(Dataset items)
"""
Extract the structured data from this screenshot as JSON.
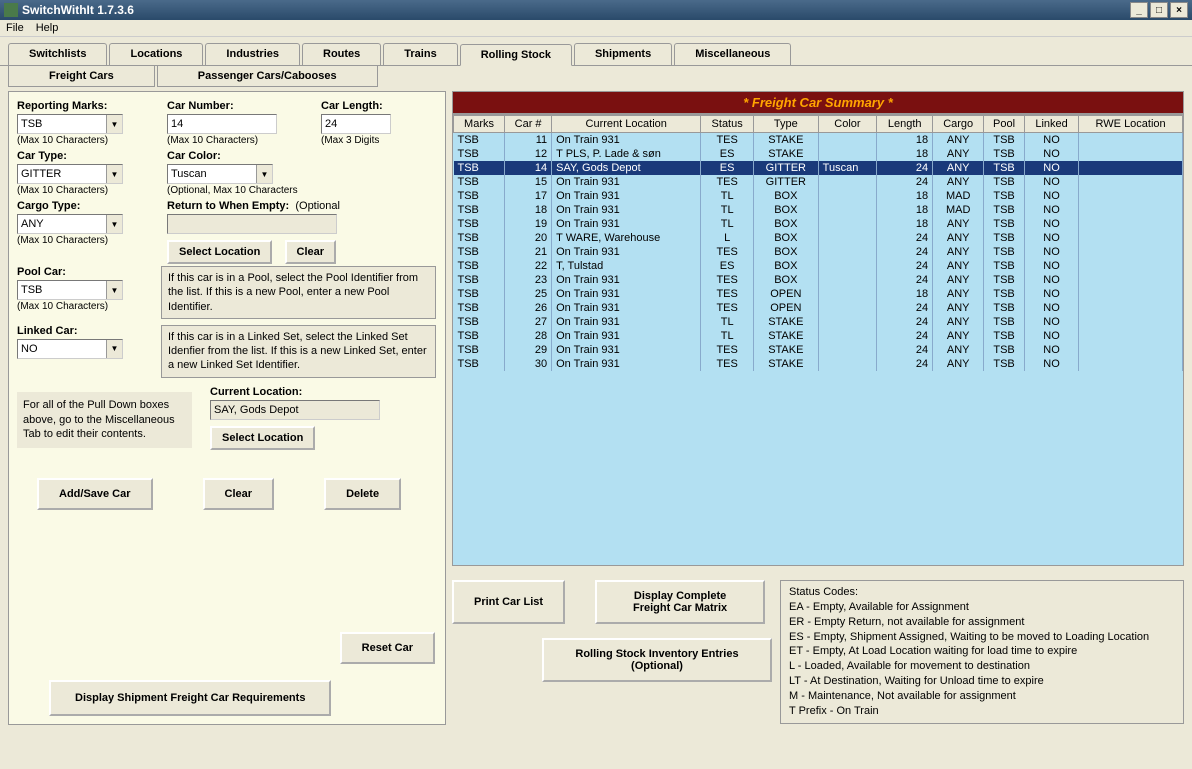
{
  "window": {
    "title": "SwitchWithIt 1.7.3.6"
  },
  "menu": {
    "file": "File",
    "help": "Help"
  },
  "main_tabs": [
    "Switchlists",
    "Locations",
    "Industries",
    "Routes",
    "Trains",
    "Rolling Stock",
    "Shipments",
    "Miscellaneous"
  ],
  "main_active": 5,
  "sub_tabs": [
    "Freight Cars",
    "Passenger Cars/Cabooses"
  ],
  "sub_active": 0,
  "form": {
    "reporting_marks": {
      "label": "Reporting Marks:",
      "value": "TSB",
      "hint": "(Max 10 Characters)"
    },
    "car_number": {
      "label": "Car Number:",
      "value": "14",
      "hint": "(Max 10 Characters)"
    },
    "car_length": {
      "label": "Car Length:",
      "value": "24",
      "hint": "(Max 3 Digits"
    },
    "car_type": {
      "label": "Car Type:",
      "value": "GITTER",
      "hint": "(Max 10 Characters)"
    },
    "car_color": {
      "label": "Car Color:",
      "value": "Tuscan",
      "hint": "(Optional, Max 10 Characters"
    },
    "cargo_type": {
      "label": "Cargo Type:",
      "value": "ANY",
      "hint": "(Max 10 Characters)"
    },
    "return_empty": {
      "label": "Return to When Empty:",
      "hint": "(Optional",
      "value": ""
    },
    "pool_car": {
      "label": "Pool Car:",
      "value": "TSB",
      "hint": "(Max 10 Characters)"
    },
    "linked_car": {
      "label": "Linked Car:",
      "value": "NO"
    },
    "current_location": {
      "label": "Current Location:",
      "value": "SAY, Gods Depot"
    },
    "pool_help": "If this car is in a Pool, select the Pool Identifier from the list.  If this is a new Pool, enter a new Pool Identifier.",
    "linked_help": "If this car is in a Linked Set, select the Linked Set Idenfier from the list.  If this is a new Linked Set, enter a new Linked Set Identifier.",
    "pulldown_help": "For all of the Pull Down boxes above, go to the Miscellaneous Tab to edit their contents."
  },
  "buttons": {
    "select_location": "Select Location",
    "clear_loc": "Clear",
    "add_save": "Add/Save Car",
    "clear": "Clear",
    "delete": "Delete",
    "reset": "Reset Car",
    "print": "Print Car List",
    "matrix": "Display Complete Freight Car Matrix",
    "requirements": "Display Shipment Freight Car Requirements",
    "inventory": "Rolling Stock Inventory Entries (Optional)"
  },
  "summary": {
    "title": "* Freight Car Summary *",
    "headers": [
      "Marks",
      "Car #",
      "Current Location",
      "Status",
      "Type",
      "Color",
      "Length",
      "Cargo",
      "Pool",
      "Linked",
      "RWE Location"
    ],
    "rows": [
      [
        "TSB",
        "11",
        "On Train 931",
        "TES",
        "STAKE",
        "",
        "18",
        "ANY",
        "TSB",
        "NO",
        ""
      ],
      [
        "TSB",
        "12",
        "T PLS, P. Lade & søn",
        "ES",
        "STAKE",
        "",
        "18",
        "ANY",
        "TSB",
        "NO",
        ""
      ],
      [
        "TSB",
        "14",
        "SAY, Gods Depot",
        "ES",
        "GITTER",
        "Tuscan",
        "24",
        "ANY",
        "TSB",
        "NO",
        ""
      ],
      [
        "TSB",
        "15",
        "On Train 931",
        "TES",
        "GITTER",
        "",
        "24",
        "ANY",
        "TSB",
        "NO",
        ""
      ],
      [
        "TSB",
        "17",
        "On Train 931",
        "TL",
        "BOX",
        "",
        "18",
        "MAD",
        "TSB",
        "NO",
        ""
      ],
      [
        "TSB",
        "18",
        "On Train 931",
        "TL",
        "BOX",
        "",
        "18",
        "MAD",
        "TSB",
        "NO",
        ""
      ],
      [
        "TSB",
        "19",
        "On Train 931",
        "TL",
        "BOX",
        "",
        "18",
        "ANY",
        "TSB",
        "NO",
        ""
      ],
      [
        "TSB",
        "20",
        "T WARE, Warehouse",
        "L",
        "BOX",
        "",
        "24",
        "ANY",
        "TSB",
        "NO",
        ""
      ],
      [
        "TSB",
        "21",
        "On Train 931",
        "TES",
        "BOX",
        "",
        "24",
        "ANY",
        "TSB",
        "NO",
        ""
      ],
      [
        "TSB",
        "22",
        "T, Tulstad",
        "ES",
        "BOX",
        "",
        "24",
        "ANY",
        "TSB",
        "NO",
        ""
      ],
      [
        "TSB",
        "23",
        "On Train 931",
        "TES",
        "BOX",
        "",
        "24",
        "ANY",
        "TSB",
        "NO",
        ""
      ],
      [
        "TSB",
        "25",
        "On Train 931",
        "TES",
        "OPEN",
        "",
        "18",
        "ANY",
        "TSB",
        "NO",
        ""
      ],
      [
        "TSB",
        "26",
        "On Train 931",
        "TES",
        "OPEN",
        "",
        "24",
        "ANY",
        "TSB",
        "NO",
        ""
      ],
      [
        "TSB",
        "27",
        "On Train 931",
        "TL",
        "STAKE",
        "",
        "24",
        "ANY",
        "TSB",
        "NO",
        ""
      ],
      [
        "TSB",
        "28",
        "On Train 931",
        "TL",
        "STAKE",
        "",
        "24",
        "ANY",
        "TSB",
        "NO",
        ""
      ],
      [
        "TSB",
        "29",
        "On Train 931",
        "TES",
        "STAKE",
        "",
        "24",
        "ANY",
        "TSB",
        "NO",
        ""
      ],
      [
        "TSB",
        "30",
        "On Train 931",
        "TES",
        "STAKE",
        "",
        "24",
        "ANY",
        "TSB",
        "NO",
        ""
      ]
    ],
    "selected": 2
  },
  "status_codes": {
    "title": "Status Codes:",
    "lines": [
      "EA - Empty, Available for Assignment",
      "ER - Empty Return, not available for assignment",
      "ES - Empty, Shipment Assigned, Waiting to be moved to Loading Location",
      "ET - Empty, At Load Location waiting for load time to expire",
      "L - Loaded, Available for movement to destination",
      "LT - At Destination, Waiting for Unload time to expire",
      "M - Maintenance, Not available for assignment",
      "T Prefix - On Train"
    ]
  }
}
"""
• Objective
Extract all the entries word for word; omit any pictures.

• Finished task
Extract the structured data from this screenshot as JSON.
{
  "window": {
    "title": "SwitchWithIt 1.7.3.6"
  },
  "menu": {
    "file": "File",
    "help": "Help"
  },
  "main_tabs": [
    "Switchlists",
    "Locations",
    "Industries",
    "Routes",
    "Trains",
    "Rolling Stock",
    "Shipments",
    "Miscellaneous"
  ],
  "main_active": 5,
  "sub_tabs": [
    "Freight Cars",
    "Passenger Cars/Cabooses"
  ],
  "sub_active": 0,
  "form": {
    "reporting_marks": {
      "label": "Reporting Marks:",
      "value": "TSB",
      "hint": "(Max 10 Characters)"
    },
    "car_number": {
      "label": "Car Number:",
      "value": "14",
      "hint": "(Max 10 Characters)"
    },
    "car_length": {
      "label": "Car Length:",
      "value": "24",
      "hint": "(Max 3 Digits"
    },
    "car_type": {
      "label": "Car Type:",
      "value": "GITTER",
      "hint": "(Max 10 Characters)"
    },
    "car_color": {
      "label": "Car Color:",
      "value": "Tuscan",
      "hint": "(Optional, Max 10 Characters"
    },
    "cargo_type": {
      "label": "Cargo Type:",
      "value": "ANY",
      "hint": "(Max 10 Characters)"
    },
    "return_empty": {
      "label": "Return to When Empty:",
      "hint": "(Optional",
      "value": ""
    },
    "pool_car": {
      "label": "Pool Car:",
      "value": "TSB",
      "hint": "(Max 10 Characters)"
    },
    "linked_car": {
      "label": "Linked Car:",
      "value": "NO"
    },
    "current_location": {
      "label": "Current Location:",
      "value": "SAY, Gods Depot"
    },
    "pool_help": "If this car is in a Pool, select the Pool Identifier from the list.  If this is a new Pool, enter a new Pool Identifier.",
    "linked_help": "If this car is in a Linked Set, select the Linked Set Idenfier from the list.  If this is a new Linked Set, enter a new Linked Set Identifier.",
    "pulldown_help": "For all of the Pull Down boxes above, go to the Miscellaneous Tab to edit their contents."
  },
  "buttons": {
    "select_location": "Select Location",
    "clear_loc": "Clear",
    "add_save": "Add/Save Car",
    "clear": "Clear",
    "delete": "Delete",
    "reset": "Reset Car",
    "print": "Print Car List",
    "matrix": "Display Complete Freight Car Matrix",
    "requirements": "Display Shipment Freight Car Requirements",
    "inventory": "Rolling Stock Inventory Entries (Optional)"
  },
  "summary": {
    "title": "* Freight Car Summary *",
    "headers": [
      "Marks",
      "Car #",
      "Current Location",
      "Status",
      "Type",
      "Color",
      "Length",
      "Cargo",
      "Pool",
      "Linked",
      "RWE Location"
    ],
    "rows": [
      [
        "TSB",
        "11",
        "On Train 931",
        "TES",
        "STAKE",
        "",
        "18",
        "ANY",
        "TSB",
        "NO",
        ""
      ],
      [
        "TSB",
        "12",
        "T PLS, P. Lade & søn",
        "ES",
        "STAKE",
        "",
        "18",
        "ANY",
        "TSB",
        "NO",
        ""
      ],
      [
        "TSB",
        "14",
        "SAY, Gods Depot",
        "ES",
        "GITTER",
        "Tuscan",
        "24",
        "ANY",
        "TSB",
        "NO",
        ""
      ],
      [
        "TSB",
        "15",
        "On Train 931",
        "TES",
        "GITTER",
        "",
        "24",
        "ANY",
        "TSB",
        "NO",
        ""
      ],
      [
        "TSB",
        "17",
        "On Train 931",
        "TL",
        "BOX",
        "",
        "18",
        "MAD",
        "TSB",
        "NO",
        ""
      ],
      [
        "TSB",
        "18",
        "On Train 931",
        "TL",
        "BOX",
        "",
        "18",
        "MAD",
        "TSB",
        "NO",
        ""
      ],
      [
        "TSB",
        "19",
        "On Train 931",
        "TL",
        "BOX",
        "",
        "18",
        "ANY",
        "TSB",
        "NO",
        ""
      ],
      [
        "TSB",
        "20",
        "T WARE, Warehouse",
        "L",
        "BOX",
        "",
        "24",
        "ANY",
        "TSB",
        "NO",
        ""
      ],
      [
        "TSB",
        "21",
        "On Train 931",
        "TES",
        "BOX",
        "",
        "24",
        "ANY",
        "TSB",
        "NO",
        ""
      ],
      [
        "TSB",
        "22",
        "T, Tulstad",
        "ES",
        "BOX",
        "",
        "24",
        "ANY",
        "TSB",
        "NO",
        ""
      ],
      [
        "TSB",
        "23",
        "On Train 931",
        "TES",
        "BOX",
        "",
        "24",
        "ANY",
        "TSB",
        "NO",
        ""
      ],
      [
        "TSB",
        "25",
        "On Train 931",
        "TES",
        "OPEN",
        "",
        "18",
        "ANY",
        "TSB",
        "NO",
        ""
      ],
      [
        "TSB",
        "26",
        "On Train 931",
        "TES",
        "OPEN",
        "",
        "24",
        "ANY",
        "TSB",
        "NO",
        ""
      ],
      [
        "TSB",
        "27",
        "On Train 931",
        "TL",
        "STAKE",
        "",
        "24",
        "ANY",
        "TSB",
        "NO",
        ""
      ],
      [
        "TSB",
        "28",
        "On Train 931",
        "TL",
        "STAKE",
        "",
        "24",
        "ANY",
        "TSB",
        "NO",
        ""
      ],
      [
        "TSB",
        "29",
        "On Train 931",
        "TES",
        "STAKE",
        "",
        "24",
        "ANY",
        "TSB",
        "NO",
        ""
      ],
      [
        "TSB",
        "30",
        "On Train 931",
        "TES",
        "STAKE",
        "",
        "24",
        "ANY",
        "TSB",
        "NO",
        ""
      ]
    ],
    "selected": 2
  },
  "status_codes": {
    "title": "Status Codes:",
    "lines": [
      "EA - Empty, Available for Assignment",
      "ER - Empty Return, not available for assignment",
      "ES - Empty, Shipment Assigned, Waiting to be moved to Loading Location",
      "ET - Empty, At Load Location waiting for load time to expire",
      "L - Loaded, Available for movement to destination",
      "LT - At Destination, Waiting for Unload time to expire",
      "M - Maintenance, Not available for assignment",
      "T Prefix - On Train"
    ]
  }
}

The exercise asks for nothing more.